Problem to solve: Are you able to retype all the records below exactly?

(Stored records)
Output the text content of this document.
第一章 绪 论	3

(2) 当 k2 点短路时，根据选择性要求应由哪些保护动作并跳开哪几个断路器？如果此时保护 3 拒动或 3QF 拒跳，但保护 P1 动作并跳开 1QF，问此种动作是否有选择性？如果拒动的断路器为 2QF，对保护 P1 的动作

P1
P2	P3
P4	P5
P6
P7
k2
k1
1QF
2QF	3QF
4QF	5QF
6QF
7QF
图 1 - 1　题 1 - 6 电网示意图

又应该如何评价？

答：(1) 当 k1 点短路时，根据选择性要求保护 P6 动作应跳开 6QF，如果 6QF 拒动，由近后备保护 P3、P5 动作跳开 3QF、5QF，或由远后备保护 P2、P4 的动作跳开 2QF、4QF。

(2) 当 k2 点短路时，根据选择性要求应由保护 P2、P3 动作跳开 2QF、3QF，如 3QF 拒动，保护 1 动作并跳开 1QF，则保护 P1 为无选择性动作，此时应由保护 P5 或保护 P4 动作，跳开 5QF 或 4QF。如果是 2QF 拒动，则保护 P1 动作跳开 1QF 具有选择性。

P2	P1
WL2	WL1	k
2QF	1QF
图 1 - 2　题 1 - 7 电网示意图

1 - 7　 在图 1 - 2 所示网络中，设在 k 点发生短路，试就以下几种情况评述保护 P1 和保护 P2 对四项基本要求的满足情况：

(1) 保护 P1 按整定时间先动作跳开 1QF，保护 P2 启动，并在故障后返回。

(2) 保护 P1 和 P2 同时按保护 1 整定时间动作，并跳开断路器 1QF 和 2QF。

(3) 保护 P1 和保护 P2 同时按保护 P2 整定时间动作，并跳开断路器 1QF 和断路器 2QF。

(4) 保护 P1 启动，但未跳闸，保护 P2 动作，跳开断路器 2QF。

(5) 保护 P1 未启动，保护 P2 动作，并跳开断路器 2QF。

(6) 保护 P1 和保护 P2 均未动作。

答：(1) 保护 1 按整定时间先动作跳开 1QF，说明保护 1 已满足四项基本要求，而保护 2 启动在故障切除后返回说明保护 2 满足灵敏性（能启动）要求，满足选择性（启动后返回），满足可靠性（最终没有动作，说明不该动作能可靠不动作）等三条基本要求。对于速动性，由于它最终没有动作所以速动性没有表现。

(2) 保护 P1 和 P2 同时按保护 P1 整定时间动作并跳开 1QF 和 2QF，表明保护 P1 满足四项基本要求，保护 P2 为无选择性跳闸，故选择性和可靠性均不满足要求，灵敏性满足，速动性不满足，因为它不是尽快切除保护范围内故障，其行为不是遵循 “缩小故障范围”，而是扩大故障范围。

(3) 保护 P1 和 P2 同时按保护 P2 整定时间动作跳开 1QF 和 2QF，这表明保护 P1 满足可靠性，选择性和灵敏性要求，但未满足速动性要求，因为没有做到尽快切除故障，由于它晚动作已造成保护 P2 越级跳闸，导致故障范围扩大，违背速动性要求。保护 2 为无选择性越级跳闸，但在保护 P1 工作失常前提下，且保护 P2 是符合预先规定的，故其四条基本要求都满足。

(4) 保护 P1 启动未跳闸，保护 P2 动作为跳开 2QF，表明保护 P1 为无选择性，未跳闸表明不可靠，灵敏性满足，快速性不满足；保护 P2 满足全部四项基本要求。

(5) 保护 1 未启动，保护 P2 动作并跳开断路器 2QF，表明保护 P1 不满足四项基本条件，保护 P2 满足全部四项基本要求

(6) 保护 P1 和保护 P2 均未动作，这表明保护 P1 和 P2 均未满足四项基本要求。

The result:
Output the text content of this document.
第一章 绪 论	3

(2) 当 k2 点短路时，根据选择性要求应由哪些保护动作并跳开哪几个断路器？如果此时保护 3 拒动或 3QF 拒跳，但保护 P1 动作并跳开 1QF，问此种动作是否有选择性？如果拒动的断路器为 2QF，对保护 P1 的动作

P1
P2	P3
P4	P5
P6
P7
k2
k1
1QF
2QF	3QF
4QF	5QF
6QF
7QF
图 1 - 1　题 1 - 6 电网示意图

又应该如何评价？

答：(1) 当 k1 点短路时，根据选择性要求保护 P6 动作应跳开 6QF，如果 6QF 拒动，由近后备保护 P3、P5 动作跳开 3QF、5QF，或由远后备保护 P2、P4 的动作跳开 2QF、4QF。

(2) 当 k2 点短路时，根据选择性要求应由保护 P2、P3 动作跳开 2QF、3QF，如 3QF 拒动，保护 1 动作并跳开 1QF，则保护 P1 为无选择性动作，此时应由保护 P5 或保护 P4 动作，跳开 5QF 或 4QF。如果是 2QF 拒动，则保护 P1 动作跳开 1QF 具有选择性。

P2	P1
WL2	WL1	k
2QF	1QF
图 1 - 2　题 1 - 7 电网示意图

1 - 7　 在图 1 - 2 所示网络中，设在 k 点发生短路，试就以下几种情况评述保护 P1 和保护 P2 对四项基本要求的满足情况：

(1) 保护 P1 按整定时间先动作跳开 1QF，保护 P2 启动，并在故障后返回。

(2) 保护 P1 和 P2 同时按保护 1 整定时间动作，并跳开断路器 1QF 和 2QF。

(3) 保护 P1 和保护 P2 同时按保护 P2 整定时间动作，并跳开断路器 1QF 和断路器 2QF。

(4) 保护 P1 启动，但未跳闸，保护 P2 动作，跳开断路器 2QF。

(5) 保护 P1 未启动，保护 P2 动作，并跳开断路器 2QF。

(6) 保护 P1 和保护 P2 均未动作。

答：(1) 保护 1 按整定时间先动作跳开 1QF，说明保护 1 已满足四项基本要求，而保护 2 启动在故障切除后返回说明保护 2 满足灵敏性（能启动）要求，满足选择性（启动后返回），满足可靠性（最终没有动作，说明不该动作能可靠不动作）等三条基本要求。对于速动性，由于它最终没有动作所以速动性没有表现。

(2) 保护 P1 和 P2 同时按保护 P1 整定时间动作并跳开 1QF 和 2QF，表明保护 P1 满足四项基本要求，保护 P2 为无选择性跳闸，故选择性和可靠性均不满足要求，灵敏性满足，速动性不满足，因为它不是尽快切除保护范围内故障，其行为不是遵循 “缩小故障范围”，而是扩大故障范围。

(3) 保护 P1 和 P2 同时按保护 P2 整定时间动作跳开 1QF 和 2QF，这表明保护 P1 满足可靠性，选择性和灵敏性要求，但未满足速动性要求，因为没有做到尽快切除故障，由于它晚动作已造成保护 P2 越级跳闸，导致故障范围扩大，违背速动性要求。保护 2 为无选择性越级跳闸，但在保护 P1 工作失常前提下，且保护 P2 是符合预先规定的，故其四条基本要求都满足。

(4) 保护 P1 启动未跳闸，保护 P2 动作为跳开 2QF，表明保护 P1 为无选择性，未跳闸表明不可靠，灵敏性满足，快速性不满足；保护 P2 满足全部四项基本要求。

(5) 保护 1 未启动，保护 P2 动作并跳开断路器 2QF，表明保护 P1 不满足四项基本条件，保护 P2 满足全部四项基本要求

(6) 保护 P1 和保护 P2 均未动作，这表明保护 P1 和 P2 均未满足四项基本要求。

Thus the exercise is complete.